Stored data:
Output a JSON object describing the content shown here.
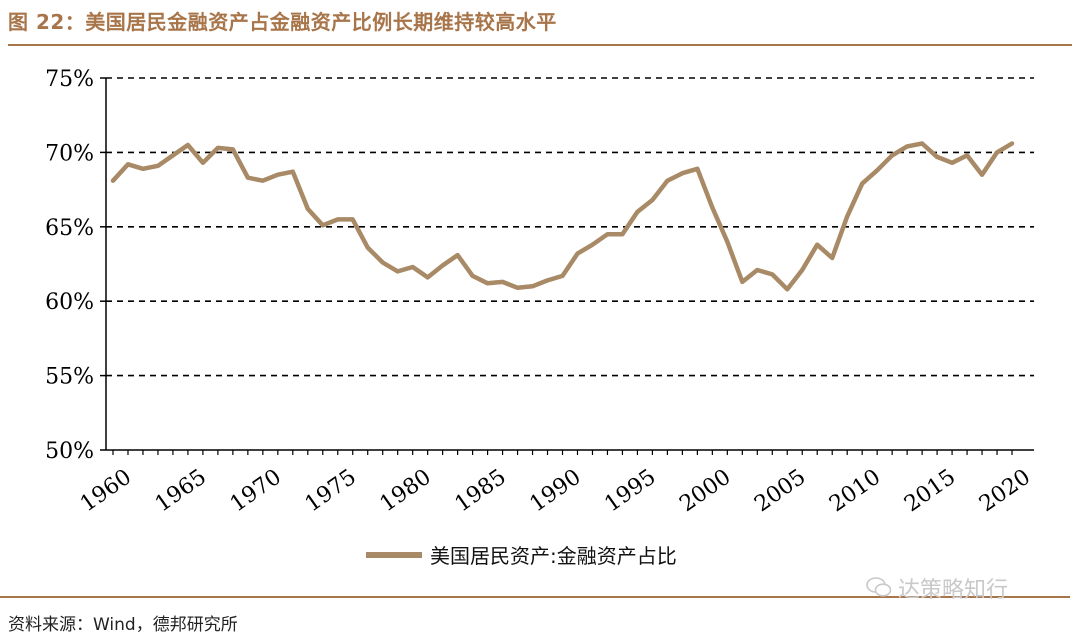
{
  "figure": {
    "title": "图 22：美国居民金融资产占金融资产比例长期维持较高水平",
    "source": "资料来源：Wind，德邦研究所",
    "watermark": "达策略知行"
  },
  "colors": {
    "accent": "#a8754a",
    "line": "#a88a66"
  },
  "chart_data": {
    "type": "line",
    "title": "",
    "xlabel": "",
    "ylabel": "",
    "ylim": [
      50,
      75
    ],
    "xlim": [
      1960,
      2021
    ],
    "yticks": [
      "50%",
      "55%",
      "60%",
      "65%",
      "70%",
      "75%"
    ],
    "ytick_values": [
      50,
      55,
      60,
      65,
      70,
      75
    ],
    "xticks": [
      "1960",
      "1965",
      "1970",
      "1975",
      "1980",
      "1985",
      "1990",
      "1995",
      "2000",
      "2005",
      "2010",
      "2015",
      "2020"
    ],
    "xtick_values": [
      1960,
      1965,
      1970,
      1975,
      1980,
      1985,
      1990,
      1995,
      2000,
      2005,
      2010,
      2015,
      2020
    ],
    "grid": "horizontal dashed",
    "legend_position": "bottom",
    "series": [
      {
        "name": "美国居民资产:金融资产占比",
        "x": [
          1960,
          1961,
          1962,
          1963,
          1964,
          1965,
          1966,
          1967,
          1968,
          1969,
          1970,
          1971,
          1972,
          1973,
          1974,
          1975,
          1976,
          1977,
          1978,
          1979,
          1980,
          1981,
          1982,
          1983,
          1984,
          1985,
          1986,
          1987,
          1988,
          1989,
          1990,
          1991,
          1992,
          1993,
          1994,
          1995,
          1996,
          1997,
          1998,
          1999,
          2000,
          2001,
          2002,
          2003,
          2004,
          2005,
          2006,
          2007,
          2008,
          2009,
          2010,
          2011,
          2012,
          2013,
          2014,
          2015,
          2016,
          2017,
          2018,
          2019,
          2020
        ],
        "values": [
          68.1,
          69.2,
          68.9,
          69.1,
          69.8,
          70.5,
          69.3,
          70.3,
          70.2,
          68.3,
          68.1,
          68.5,
          68.7,
          66.2,
          65.1,
          65.5,
          65.5,
          63.6,
          62.6,
          62.0,
          62.3,
          61.6,
          62.4,
          63.1,
          61.7,
          61.2,
          61.3,
          60.9,
          61.0,
          61.4,
          61.7,
          63.2,
          63.8,
          64.5,
          64.5,
          66.0,
          66.8,
          68.1,
          68.6,
          68.9,
          66.3,
          64.0,
          61.3,
          62.1,
          61.8,
          60.8,
          62.1,
          63.8,
          62.9,
          65.7,
          67.9,
          68.8,
          69.8,
          70.4,
          70.6,
          69.7,
          69.3,
          69.8,
          68.5,
          70.0,
          70.6
        ]
      }
    ]
  }
}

Job: Tally the lines in the entries above that hold the word "title". Reply with nothing but that count.

Complete answer: 2